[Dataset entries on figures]

-- start --

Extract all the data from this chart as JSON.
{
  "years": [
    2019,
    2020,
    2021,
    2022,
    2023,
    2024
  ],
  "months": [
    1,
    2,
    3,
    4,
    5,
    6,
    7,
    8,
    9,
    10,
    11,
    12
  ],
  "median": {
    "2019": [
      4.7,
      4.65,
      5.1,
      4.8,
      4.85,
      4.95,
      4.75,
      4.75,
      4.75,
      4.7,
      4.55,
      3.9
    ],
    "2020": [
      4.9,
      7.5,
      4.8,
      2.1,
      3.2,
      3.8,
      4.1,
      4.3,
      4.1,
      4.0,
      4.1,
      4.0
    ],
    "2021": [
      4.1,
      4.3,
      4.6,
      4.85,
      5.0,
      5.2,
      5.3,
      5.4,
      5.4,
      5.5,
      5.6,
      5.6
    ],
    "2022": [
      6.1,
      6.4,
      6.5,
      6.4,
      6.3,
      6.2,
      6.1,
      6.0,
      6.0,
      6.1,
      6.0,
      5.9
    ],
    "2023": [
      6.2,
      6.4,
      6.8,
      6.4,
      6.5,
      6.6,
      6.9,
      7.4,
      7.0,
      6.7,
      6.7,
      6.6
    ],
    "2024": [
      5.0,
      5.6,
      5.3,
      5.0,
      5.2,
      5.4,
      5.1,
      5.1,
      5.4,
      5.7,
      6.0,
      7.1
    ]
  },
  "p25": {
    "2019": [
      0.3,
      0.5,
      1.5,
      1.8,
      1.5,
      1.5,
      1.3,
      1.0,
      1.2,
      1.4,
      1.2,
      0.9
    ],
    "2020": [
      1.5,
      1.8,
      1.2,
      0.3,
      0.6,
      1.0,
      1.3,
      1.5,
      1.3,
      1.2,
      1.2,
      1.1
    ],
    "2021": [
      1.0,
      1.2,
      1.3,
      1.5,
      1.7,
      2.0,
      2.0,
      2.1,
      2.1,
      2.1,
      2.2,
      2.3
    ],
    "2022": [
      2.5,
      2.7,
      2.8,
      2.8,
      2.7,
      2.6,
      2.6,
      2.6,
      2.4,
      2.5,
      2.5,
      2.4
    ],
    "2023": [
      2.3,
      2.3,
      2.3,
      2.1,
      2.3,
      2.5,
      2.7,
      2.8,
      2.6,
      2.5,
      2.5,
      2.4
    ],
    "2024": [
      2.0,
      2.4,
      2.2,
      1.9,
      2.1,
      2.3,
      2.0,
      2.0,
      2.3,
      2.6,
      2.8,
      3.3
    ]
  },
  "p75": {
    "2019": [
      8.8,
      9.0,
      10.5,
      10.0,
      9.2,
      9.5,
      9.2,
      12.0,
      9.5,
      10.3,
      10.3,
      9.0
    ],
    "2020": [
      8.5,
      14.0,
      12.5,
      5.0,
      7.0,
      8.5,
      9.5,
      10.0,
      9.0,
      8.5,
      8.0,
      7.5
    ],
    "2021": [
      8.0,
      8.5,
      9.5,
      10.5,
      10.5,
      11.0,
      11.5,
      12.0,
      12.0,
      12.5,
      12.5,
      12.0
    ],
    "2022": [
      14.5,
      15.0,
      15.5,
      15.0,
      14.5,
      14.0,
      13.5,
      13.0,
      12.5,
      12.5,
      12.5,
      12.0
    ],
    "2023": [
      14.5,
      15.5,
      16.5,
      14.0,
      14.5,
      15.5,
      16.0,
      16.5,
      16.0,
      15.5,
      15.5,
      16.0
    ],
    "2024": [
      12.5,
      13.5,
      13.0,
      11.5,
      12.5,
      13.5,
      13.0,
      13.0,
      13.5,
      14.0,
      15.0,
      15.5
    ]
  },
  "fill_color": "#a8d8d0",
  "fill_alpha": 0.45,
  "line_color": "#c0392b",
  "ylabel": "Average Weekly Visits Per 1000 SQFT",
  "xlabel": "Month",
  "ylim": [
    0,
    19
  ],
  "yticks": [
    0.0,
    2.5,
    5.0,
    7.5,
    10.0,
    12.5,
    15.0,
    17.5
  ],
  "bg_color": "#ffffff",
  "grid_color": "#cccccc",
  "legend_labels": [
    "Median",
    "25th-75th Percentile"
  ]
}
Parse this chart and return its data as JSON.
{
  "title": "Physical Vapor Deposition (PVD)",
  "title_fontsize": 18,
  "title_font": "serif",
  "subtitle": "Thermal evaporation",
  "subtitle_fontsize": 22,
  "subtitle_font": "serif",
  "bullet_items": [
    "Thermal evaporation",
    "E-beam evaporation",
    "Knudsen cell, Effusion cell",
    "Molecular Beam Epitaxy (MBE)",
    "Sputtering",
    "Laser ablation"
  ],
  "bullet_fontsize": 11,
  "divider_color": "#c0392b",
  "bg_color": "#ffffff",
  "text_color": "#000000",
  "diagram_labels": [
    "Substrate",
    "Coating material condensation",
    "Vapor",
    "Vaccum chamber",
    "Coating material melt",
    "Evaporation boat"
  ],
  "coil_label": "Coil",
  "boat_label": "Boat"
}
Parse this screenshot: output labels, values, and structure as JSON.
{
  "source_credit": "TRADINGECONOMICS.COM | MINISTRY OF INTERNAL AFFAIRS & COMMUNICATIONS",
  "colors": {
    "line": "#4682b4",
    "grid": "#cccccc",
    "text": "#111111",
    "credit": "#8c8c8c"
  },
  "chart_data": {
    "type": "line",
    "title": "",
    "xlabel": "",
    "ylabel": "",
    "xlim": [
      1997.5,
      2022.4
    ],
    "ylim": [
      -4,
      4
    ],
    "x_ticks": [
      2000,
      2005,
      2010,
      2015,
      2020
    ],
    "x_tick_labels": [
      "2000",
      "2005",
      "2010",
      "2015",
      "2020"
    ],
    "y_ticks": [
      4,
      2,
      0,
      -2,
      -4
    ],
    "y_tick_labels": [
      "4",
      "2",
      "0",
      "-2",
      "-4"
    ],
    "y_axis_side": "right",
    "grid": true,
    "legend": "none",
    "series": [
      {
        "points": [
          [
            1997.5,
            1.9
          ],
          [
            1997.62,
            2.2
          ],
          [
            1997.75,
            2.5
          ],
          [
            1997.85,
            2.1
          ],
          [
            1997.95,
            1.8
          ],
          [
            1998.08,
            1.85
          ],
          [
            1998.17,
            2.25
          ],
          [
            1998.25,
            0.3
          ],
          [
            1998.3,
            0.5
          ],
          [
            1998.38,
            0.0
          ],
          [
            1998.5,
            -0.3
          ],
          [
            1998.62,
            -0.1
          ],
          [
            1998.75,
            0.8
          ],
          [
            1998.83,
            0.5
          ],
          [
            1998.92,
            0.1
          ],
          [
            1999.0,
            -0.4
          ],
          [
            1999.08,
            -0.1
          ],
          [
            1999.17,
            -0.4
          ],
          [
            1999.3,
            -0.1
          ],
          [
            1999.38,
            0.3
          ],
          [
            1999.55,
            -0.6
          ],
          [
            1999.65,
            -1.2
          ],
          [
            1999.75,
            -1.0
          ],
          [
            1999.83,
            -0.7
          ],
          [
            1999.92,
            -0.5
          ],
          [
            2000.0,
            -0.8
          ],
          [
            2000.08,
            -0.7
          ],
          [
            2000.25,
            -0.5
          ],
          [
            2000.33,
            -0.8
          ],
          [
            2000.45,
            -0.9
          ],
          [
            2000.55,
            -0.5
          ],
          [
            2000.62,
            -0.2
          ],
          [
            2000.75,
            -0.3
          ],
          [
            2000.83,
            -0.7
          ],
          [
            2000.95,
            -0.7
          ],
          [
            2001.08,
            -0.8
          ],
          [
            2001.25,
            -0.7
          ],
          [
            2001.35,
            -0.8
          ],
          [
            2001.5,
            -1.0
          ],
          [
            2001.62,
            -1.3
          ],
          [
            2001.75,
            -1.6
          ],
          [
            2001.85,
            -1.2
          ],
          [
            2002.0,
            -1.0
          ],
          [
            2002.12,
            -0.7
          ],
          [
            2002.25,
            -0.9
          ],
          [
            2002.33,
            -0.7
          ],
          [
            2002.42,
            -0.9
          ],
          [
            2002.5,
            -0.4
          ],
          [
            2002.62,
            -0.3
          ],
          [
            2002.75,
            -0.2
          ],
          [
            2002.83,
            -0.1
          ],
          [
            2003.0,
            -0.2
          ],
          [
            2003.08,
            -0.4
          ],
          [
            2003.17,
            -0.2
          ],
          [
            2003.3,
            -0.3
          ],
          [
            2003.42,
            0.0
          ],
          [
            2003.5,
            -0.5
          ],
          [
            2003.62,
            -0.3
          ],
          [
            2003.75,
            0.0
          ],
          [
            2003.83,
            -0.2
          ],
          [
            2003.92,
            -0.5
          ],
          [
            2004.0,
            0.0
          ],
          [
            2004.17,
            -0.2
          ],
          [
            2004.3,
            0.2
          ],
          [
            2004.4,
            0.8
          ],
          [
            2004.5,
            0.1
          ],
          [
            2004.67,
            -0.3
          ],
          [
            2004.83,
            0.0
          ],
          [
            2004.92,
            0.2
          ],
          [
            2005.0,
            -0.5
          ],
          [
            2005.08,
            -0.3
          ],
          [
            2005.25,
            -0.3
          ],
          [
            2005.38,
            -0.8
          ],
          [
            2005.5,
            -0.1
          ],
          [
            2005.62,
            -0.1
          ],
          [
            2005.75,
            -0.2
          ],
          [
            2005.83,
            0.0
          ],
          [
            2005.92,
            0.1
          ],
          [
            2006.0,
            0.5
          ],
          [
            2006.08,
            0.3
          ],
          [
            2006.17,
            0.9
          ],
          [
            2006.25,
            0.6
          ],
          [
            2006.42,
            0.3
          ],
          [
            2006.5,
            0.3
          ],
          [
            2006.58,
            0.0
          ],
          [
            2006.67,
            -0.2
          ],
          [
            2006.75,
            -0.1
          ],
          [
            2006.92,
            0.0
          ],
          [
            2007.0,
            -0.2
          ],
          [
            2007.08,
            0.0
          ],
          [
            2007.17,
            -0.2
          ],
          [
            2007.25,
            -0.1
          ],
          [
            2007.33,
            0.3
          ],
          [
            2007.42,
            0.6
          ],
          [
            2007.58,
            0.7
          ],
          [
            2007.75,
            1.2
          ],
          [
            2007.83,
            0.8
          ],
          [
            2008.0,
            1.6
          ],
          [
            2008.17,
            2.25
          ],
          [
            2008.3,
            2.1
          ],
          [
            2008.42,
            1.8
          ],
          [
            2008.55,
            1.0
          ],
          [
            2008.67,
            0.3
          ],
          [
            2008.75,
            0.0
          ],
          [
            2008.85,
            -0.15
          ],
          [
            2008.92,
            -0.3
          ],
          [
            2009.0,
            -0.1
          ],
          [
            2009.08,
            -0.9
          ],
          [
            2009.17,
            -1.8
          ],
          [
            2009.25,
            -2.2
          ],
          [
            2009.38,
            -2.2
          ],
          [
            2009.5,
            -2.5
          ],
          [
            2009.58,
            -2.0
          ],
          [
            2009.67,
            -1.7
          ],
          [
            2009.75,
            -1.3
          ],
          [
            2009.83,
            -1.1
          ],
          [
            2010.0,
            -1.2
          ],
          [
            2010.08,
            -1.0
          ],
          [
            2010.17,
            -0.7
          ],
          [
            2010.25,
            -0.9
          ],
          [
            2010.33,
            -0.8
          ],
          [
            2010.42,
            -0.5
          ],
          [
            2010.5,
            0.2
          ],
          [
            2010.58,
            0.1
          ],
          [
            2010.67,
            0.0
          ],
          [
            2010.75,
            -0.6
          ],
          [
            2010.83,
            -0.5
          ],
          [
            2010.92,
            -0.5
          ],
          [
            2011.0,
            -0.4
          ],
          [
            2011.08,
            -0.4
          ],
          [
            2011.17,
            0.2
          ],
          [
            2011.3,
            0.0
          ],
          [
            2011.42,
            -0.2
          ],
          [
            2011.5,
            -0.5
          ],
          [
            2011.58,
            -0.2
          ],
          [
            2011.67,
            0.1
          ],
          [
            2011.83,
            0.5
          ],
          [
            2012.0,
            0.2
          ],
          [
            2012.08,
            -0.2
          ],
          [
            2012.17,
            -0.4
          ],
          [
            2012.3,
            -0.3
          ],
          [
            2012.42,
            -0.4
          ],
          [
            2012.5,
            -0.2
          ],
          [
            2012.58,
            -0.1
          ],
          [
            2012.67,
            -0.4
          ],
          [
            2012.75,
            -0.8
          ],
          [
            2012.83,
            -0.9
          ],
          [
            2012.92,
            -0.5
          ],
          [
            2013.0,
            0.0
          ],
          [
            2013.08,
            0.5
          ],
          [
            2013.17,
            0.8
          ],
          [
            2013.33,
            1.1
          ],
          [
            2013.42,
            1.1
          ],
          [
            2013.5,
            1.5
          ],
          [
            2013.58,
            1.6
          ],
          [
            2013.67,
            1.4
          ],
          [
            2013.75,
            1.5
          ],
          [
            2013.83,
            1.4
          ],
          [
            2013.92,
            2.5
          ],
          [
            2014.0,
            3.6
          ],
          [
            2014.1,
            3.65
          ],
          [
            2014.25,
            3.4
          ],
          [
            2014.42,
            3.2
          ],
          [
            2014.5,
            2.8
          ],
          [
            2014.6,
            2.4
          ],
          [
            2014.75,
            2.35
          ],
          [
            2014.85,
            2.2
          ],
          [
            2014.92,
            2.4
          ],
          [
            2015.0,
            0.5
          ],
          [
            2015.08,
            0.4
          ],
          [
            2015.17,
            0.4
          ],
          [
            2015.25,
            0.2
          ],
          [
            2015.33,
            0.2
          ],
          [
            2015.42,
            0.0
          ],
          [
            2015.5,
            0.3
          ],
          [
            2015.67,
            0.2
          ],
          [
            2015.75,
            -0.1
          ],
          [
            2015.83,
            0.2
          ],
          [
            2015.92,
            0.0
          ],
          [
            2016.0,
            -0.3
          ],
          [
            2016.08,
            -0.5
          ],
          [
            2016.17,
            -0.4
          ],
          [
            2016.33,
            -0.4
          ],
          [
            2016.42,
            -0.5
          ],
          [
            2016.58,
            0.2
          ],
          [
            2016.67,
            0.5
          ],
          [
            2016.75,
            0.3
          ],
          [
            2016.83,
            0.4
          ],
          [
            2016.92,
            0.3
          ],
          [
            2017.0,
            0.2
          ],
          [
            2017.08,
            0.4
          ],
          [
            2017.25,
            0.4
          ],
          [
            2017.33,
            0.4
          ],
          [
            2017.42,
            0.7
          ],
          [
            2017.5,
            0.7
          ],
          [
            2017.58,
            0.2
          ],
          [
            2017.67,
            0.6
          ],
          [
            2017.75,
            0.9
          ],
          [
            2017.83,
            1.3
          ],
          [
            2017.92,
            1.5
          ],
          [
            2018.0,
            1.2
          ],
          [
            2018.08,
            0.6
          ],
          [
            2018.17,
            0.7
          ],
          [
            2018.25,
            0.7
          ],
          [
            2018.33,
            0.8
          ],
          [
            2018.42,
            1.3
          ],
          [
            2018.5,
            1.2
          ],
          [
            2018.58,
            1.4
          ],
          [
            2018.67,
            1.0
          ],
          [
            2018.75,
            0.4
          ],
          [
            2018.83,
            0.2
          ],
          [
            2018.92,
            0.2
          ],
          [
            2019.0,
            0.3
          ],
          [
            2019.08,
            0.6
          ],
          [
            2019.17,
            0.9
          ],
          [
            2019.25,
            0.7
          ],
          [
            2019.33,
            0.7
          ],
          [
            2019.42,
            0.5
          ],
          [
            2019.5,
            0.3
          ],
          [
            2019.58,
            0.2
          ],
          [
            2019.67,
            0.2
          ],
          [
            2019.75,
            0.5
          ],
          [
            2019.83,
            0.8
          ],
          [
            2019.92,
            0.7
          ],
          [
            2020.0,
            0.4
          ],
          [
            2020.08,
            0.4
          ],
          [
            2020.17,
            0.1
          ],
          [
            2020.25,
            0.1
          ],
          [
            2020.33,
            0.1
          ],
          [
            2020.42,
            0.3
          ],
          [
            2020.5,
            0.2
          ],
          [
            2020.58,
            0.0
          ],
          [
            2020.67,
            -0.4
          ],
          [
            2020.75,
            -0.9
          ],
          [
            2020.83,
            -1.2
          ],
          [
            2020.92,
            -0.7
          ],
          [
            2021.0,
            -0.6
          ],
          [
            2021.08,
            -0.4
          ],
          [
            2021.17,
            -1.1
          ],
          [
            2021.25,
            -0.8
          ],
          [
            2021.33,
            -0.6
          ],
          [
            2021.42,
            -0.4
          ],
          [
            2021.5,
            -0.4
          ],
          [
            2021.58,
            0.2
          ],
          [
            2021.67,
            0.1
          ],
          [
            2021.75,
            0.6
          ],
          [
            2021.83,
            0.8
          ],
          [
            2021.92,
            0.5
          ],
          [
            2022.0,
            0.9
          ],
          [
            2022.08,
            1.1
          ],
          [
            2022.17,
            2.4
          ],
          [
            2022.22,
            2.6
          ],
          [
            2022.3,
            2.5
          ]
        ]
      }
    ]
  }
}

-- end --

__Directions for this task__: Within the records, how many lines include "Thermal"? The answer is the number and nothing else.

__Exercise answer__: 2